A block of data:

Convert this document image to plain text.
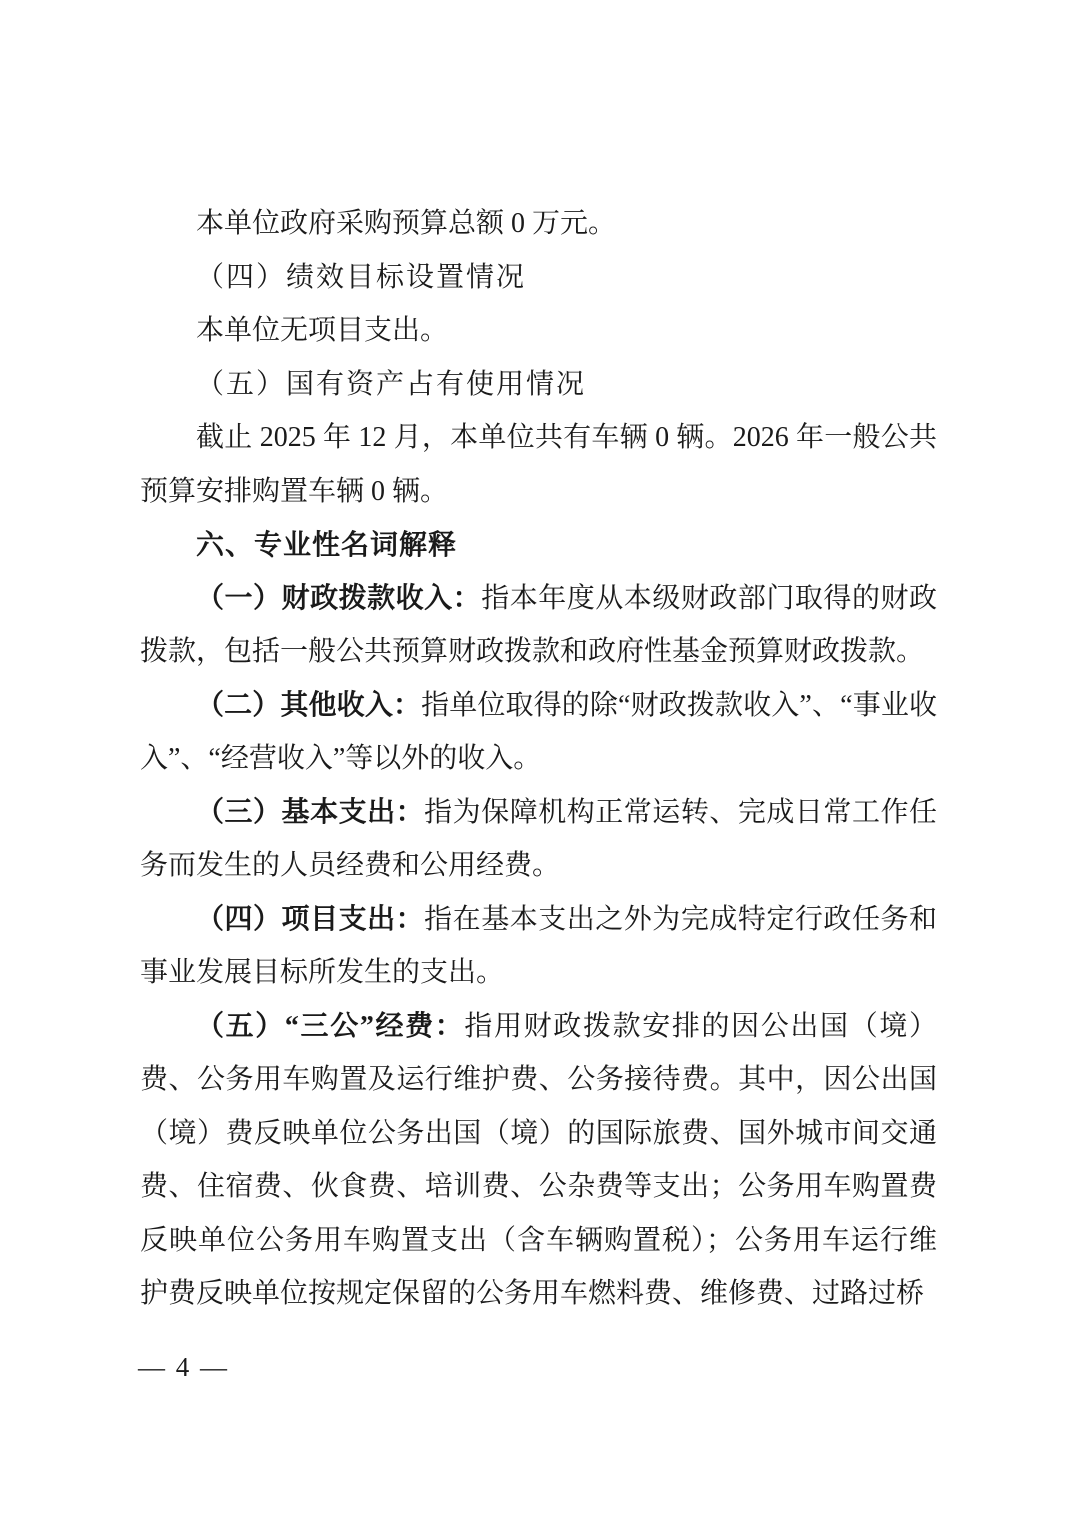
本单位政府采购预算总额 0 万元。

（四）绩效目标设置情况

本单位无项目支出。

（五）国有资产占有使用情况

截止 2025 年 12 月，本单位共有车辆 0 辆。2026 年一般公共预算安排购置车辆 0 辆。

六、专业性名词解释

（一）财政拨款收入：指本年度从本级财政部门取得的财政拨款，包括一般公共预算财政拨款和政府性基金预算财政拨款。

（二）其他收入：指单位取得的除“财政拨款收入”、“事业收入”、“经营收入”等以外的收入。

（三）基本支出：指为保障机构正常运转、完成日常工作任务而发生的人员经费和公用经费。

（四）项目支出：指在基本支出之外为完成特定行政任务和事业发展目标所发生的支出。

（五）“三公”经费：指用财政拨款安排的因公出国（境）费、公务用车购置及运行维护费、公务接待费。其中，因公出国（境）费反映单位公务出国（境）的国际旅费、国外城市间交通费、住宿费、伙食费、培训费、公杂费等支出；公务用车购置费反映单位公务用车购置支出（含车辆购置税）；公务用车运行维护费反映单位按规定保留的公务用车燃料费、维修费、过路过桥

— 4 —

> _Aim_: Quote every record above exactly, omitting any pictures they contain.

> _Exercise response_:
Convert this document image to plain text.
本单位政府采购预算总额 0 万元。

（四）绩效目标设置情况

本单位无项目支出。

（五）国有资产占有使用情况

截止 2025 年 12 月，本单位共有车辆 0 辆。2026 年一般公共预算安排购置车辆 0 辆。

六、专业性名词解释

（一）财政拨款收入：指本年度从本级财政部门取得的财政拨款，包括一般公共预算财政拨款和政府性基金预算财政拨款。

（二）其他收入：指单位取得的除“财政拨款收入”、“事业收入”、“经营收入”等以外的收入。

（三）基本支出：指为保障机构正常运转、完成日常工作任务而发生的人员经费和公用经费。

（四）项目支出：指在基本支出之外为完成特定行政任务和事业发展目标所发生的支出。

（五）“三公”经费：指用财政拨款安排的因公出国（境）费、公务用车购置及运行维护费、公务接待费。其中，因公出国（境）费反映单位公务出国（境）的国际旅费、国外城市间交通费、住宿费、伙食费、培训费、公杂费等支出；公务用车购置费反映单位公务用车购置支出（含车辆购置税）；公务用车运行维护费反映单位按规定保留的公务用车燃料费、维修费、过路过桥

— 4 —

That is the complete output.